---------- Items

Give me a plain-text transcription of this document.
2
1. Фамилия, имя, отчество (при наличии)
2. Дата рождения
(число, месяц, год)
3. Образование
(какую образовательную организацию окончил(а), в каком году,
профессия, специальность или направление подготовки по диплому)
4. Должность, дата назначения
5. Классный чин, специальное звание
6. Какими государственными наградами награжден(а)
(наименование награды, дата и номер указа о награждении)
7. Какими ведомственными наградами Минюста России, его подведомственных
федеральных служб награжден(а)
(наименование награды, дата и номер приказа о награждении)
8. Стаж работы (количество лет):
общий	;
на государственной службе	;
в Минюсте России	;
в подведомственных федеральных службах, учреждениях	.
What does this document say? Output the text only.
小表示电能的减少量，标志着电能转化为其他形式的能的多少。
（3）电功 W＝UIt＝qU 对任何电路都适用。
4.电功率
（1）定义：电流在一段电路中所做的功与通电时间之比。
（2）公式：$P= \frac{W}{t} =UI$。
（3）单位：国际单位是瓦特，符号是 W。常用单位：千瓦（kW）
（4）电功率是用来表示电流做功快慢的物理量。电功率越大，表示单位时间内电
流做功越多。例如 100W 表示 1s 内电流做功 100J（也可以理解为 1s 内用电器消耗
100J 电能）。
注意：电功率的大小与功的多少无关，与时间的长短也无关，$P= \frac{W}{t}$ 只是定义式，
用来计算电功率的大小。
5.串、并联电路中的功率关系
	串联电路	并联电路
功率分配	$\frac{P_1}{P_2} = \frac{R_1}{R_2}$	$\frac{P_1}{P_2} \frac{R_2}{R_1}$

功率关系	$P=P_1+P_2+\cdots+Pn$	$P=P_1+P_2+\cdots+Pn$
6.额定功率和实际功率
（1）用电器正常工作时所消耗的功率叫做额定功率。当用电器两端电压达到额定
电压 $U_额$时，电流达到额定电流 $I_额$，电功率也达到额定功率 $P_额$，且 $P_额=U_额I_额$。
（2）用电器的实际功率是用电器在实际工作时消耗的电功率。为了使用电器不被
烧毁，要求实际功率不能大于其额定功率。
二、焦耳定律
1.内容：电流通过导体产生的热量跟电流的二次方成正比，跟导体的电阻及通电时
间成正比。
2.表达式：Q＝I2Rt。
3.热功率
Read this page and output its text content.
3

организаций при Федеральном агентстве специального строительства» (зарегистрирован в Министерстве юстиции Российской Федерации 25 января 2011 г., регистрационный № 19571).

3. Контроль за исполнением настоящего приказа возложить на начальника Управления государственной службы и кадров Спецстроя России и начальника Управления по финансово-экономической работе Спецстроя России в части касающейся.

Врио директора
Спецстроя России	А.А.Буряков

--------------------
---------- Items

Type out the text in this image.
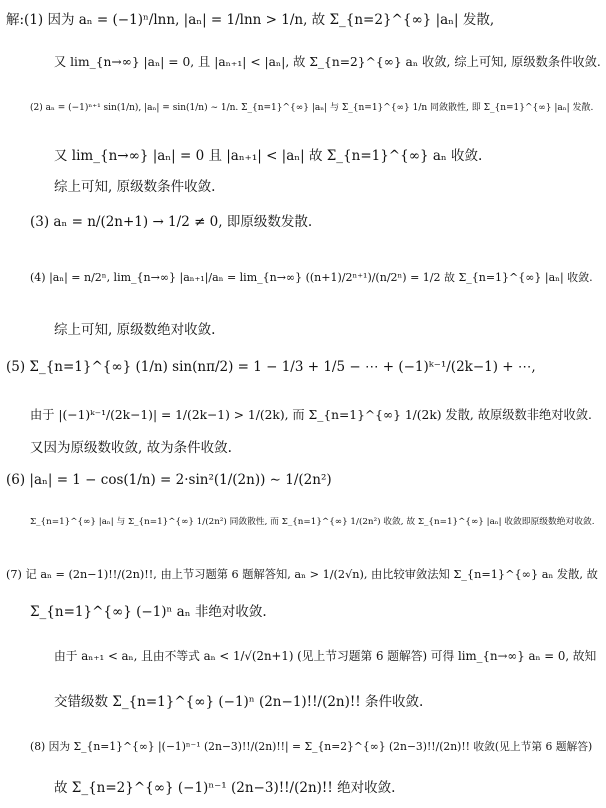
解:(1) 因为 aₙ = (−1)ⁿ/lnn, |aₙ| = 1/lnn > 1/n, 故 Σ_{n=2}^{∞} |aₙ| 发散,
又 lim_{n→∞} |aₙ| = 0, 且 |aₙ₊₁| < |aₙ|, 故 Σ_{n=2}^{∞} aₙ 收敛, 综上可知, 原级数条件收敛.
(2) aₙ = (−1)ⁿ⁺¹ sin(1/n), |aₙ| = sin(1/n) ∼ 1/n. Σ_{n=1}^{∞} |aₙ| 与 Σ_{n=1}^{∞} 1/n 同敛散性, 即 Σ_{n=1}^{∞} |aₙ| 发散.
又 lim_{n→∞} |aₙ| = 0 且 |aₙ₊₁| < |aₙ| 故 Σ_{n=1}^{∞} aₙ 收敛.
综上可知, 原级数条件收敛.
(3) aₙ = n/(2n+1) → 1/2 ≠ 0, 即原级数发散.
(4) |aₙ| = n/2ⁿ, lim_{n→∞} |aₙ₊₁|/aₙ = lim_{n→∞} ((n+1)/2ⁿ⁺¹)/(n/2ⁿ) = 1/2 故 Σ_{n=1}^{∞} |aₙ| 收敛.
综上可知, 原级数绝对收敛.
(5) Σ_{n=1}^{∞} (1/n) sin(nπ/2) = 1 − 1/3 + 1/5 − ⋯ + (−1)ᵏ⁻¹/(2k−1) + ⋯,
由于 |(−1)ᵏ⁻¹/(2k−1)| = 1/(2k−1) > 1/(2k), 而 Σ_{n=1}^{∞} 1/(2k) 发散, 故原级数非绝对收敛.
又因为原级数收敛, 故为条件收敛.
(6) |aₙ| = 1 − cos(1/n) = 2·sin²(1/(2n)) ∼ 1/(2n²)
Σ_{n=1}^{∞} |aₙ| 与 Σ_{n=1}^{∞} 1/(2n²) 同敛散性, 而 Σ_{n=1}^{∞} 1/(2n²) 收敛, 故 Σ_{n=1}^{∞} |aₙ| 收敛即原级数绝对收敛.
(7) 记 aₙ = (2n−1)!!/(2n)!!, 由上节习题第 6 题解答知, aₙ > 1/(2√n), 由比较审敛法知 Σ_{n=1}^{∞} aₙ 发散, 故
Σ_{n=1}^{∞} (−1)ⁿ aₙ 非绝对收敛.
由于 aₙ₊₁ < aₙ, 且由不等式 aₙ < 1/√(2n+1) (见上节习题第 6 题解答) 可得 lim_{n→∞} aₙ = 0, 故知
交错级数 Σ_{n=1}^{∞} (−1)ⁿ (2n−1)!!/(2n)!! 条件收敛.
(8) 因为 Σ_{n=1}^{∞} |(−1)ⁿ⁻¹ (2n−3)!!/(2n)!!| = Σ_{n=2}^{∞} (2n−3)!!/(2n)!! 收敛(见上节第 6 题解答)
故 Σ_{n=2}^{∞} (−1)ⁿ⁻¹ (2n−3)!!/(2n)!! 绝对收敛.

--------------------
---------- Items

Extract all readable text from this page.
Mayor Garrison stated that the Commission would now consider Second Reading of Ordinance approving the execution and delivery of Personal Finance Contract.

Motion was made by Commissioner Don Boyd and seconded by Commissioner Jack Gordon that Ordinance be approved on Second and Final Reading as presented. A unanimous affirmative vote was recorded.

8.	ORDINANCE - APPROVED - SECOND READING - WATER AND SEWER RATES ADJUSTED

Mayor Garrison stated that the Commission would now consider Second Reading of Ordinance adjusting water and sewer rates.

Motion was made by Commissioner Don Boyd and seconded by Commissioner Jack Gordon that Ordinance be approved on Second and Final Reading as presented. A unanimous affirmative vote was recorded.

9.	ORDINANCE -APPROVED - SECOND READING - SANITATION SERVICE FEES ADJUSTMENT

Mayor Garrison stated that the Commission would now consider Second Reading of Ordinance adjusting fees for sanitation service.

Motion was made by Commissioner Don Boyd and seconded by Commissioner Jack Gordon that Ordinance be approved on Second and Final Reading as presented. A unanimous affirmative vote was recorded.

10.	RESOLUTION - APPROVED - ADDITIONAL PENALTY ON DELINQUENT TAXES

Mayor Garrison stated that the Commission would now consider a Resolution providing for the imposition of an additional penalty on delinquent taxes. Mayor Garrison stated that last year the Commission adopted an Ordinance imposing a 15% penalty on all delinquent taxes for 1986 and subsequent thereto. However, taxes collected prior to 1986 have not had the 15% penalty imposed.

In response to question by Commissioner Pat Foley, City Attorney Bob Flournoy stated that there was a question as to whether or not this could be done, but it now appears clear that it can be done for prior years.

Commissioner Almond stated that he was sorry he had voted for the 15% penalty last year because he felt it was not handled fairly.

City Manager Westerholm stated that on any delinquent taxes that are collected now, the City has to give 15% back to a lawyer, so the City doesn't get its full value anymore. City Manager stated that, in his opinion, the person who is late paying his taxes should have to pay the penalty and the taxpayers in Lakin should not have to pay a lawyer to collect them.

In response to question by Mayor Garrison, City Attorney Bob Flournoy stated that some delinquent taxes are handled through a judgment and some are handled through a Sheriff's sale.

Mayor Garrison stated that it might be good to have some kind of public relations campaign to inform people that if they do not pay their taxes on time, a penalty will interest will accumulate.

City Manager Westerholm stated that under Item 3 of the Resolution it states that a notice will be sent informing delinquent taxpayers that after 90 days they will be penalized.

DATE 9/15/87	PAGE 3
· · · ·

--------------------

Required task → Which lines contain the word "同敛散性"? Copy each one.

Exercise output →
(2) aₙ = (−1)ⁿ⁺¹ sin(1/n), |aₙ| = sin(1/n) ∼ 1/n. Σ_{n=1}^{∞} |aₙ| 与 Σ_{n=1}^{∞} 1/n 同敛散性, 即 Σ_{n=1}^{∞} |aₙ| 发散.
Σ_{n=1}^{∞} |aₙ| 与 Σ_{n=1}^{∞} 1/(2n²) 同敛散性, 而 Σ_{n=1}^{∞} 1/(2n²) 收敛, 故 Σ_{n=1}^{∞} |aₙ| 收敛即原级数绝对收敛.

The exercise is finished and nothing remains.